- _Problem to solve_: All of the records listed below should be retyped exactly.

- _Given data_:
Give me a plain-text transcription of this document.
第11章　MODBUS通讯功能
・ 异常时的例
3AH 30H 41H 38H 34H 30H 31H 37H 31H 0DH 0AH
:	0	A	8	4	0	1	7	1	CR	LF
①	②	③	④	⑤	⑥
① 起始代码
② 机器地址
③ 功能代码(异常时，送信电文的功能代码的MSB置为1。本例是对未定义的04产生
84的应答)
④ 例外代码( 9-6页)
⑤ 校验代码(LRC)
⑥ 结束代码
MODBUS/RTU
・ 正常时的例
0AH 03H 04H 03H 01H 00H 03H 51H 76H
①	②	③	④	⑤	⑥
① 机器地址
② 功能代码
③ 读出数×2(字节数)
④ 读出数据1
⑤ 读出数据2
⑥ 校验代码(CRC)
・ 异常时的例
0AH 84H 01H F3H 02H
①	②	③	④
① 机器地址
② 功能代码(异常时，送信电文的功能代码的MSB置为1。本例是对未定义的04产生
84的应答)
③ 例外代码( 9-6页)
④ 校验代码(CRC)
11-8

- _Completed exercise_:
Give me a plain-text transcription of this document.
第11章　MODBUS通讯功能
・ 异常时的例
3AH 30H 41H 38H 34H 30H 31H 37H 31H 0DH 0AH
:	0	A	8	4	0	1	7	1	CR	LF
①	②	③	④	⑤	⑥
① 起始代码
② 机器地址
③ 功能代码(异常时，送信电文的功能代码的MSB置为1。本例是对未定义的04产生
84的应答)
④ 例外代码( 9-6页)
⑤ 校验代码(LRC)
⑥ 结束代码
MODBUS/RTU
・ 正常时的例
0AH 03H 04H 03H 01H 00H 03H 51H 76H
①	②	③	④	⑤	⑥
① 机器地址
② 功能代码
③ 读出数×2(字节数)
④ 读出数据1
⑤ 读出数据2
⑥ 校验代码(CRC)
・ 异常时的例
0AH 84H 01H F3H 02H
①	②	③	④
① 机器地址
② 功能代码(异常时，送信电文的功能代码的MSB置为1。本例是对未定义的04产生
84的应答)
③ 例外代码( 9-6页)
④ 校验代码(CRC)
11-8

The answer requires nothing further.